SHORT EXERCISE> In the entries below, find every line holding the string "internacional" and collect it.

INFORMATION GIVEN>
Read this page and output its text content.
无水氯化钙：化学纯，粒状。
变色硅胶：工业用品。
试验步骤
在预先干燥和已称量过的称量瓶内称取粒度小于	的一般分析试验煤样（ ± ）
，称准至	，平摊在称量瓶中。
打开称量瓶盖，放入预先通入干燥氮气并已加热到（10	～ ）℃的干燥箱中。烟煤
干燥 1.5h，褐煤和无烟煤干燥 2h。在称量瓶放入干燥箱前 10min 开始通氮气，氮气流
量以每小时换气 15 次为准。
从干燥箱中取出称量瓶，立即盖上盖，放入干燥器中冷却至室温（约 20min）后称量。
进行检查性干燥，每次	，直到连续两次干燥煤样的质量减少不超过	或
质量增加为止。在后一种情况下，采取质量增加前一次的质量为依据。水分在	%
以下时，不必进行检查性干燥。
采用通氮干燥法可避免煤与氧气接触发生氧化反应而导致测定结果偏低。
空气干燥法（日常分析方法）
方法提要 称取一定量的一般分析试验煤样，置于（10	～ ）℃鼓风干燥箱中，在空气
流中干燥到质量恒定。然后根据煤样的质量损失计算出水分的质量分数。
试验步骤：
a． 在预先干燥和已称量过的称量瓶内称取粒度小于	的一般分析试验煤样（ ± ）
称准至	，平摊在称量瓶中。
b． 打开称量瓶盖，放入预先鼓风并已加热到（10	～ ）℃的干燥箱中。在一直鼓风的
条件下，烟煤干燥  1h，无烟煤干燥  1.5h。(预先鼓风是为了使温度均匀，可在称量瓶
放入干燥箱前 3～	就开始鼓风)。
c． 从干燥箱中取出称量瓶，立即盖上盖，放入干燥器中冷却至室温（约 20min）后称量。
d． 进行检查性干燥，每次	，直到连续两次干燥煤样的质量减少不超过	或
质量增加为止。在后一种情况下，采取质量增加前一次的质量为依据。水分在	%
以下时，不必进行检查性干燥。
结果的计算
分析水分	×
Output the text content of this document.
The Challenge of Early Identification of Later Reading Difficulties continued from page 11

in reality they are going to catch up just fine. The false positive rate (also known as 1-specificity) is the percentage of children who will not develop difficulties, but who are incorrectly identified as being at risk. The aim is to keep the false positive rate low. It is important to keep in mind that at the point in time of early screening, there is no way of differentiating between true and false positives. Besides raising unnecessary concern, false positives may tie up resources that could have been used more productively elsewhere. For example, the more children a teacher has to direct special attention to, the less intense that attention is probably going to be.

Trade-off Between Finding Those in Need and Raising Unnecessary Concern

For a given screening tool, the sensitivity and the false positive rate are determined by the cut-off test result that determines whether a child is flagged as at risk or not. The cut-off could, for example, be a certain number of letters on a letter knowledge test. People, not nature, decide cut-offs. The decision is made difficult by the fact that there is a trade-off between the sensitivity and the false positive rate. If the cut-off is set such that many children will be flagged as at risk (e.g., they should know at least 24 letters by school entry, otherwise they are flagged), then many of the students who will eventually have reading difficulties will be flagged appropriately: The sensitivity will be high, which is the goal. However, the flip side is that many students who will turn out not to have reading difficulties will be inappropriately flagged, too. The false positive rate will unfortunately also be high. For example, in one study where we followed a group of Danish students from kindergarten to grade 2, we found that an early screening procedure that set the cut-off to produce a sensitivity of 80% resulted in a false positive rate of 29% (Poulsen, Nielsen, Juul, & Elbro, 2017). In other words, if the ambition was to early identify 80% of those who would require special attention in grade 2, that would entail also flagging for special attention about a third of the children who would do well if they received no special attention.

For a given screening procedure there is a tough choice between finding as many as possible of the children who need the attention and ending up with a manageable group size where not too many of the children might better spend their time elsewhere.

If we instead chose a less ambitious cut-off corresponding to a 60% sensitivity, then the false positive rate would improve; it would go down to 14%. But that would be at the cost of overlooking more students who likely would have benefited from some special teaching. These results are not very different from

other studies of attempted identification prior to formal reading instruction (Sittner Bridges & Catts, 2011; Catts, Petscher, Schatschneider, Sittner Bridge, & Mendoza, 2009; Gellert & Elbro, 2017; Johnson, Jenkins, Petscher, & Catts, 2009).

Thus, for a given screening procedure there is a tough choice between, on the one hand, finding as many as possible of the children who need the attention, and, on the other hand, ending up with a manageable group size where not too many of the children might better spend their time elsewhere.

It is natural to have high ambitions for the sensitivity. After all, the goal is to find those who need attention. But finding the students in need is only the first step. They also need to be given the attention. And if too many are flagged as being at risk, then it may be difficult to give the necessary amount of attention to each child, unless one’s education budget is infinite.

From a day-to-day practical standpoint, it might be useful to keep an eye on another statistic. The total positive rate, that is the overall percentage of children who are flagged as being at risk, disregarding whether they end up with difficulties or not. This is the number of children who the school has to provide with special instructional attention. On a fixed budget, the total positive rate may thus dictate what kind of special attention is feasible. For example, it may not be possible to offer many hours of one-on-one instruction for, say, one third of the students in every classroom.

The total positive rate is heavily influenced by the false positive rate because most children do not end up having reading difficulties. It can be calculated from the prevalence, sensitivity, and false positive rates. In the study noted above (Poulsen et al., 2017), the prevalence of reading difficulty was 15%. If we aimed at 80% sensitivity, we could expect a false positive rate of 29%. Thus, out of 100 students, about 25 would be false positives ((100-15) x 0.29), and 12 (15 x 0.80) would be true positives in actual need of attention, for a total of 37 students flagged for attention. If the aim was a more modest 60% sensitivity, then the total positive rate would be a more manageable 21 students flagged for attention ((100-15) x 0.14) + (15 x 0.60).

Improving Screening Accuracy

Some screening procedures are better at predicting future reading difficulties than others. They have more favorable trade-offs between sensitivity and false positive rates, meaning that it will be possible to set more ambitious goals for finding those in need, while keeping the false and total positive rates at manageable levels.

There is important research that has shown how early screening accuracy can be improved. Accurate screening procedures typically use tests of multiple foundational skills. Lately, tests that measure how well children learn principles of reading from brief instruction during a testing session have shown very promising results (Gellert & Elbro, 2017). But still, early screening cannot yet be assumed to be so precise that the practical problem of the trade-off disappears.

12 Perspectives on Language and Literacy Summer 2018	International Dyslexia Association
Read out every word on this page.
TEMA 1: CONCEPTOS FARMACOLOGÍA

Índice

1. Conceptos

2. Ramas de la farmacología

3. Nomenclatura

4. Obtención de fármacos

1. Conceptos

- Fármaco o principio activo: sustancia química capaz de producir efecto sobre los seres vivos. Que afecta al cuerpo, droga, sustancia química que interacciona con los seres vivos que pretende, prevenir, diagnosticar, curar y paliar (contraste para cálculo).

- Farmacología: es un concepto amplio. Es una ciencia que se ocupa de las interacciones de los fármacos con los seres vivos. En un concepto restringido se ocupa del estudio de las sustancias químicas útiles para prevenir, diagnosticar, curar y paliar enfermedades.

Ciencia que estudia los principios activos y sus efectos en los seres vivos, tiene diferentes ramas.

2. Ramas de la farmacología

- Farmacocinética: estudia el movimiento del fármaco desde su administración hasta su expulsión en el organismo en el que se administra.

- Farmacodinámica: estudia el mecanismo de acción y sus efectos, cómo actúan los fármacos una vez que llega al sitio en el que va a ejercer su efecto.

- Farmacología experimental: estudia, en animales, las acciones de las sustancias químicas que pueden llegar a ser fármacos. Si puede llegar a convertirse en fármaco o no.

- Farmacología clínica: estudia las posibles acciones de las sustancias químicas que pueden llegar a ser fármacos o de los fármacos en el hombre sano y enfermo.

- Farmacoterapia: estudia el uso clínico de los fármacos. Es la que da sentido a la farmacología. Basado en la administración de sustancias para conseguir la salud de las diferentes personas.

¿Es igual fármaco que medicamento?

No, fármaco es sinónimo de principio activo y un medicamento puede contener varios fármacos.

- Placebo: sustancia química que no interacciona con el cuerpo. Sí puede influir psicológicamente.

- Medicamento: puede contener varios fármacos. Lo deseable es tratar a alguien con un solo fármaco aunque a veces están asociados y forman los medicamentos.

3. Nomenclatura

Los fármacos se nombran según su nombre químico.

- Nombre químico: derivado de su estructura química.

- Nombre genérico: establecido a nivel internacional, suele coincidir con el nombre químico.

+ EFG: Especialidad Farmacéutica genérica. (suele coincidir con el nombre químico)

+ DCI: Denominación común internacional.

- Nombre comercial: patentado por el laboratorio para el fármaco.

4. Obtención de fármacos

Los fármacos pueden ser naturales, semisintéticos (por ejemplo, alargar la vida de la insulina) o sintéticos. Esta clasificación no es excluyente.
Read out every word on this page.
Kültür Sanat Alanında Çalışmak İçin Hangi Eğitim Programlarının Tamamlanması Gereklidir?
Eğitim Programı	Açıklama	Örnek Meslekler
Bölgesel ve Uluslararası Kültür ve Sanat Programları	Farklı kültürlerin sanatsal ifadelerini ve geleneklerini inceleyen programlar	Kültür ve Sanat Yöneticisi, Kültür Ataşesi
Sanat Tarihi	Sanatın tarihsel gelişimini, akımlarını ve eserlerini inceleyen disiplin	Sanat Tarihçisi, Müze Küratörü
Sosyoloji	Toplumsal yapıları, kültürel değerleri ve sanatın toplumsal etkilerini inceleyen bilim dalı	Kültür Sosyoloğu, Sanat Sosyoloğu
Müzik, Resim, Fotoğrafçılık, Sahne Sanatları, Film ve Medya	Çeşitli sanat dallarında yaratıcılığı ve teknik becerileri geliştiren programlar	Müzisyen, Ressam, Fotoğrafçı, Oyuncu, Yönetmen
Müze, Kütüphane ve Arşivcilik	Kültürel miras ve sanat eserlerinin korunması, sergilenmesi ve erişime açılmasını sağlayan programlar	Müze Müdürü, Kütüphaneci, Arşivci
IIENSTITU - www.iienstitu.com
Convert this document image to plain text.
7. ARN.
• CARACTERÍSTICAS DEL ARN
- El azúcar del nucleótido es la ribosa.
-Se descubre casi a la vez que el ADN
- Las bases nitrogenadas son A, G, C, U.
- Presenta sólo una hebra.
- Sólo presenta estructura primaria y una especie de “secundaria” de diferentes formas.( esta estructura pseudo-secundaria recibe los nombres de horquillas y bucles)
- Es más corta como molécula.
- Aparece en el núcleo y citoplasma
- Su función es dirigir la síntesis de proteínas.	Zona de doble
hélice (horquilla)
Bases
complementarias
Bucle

FINAL RESULT>
- Nombre genérico: establecido a nivel internacional, suele coincidir con el nombre químico.
+ DCI: Denominación común internacional.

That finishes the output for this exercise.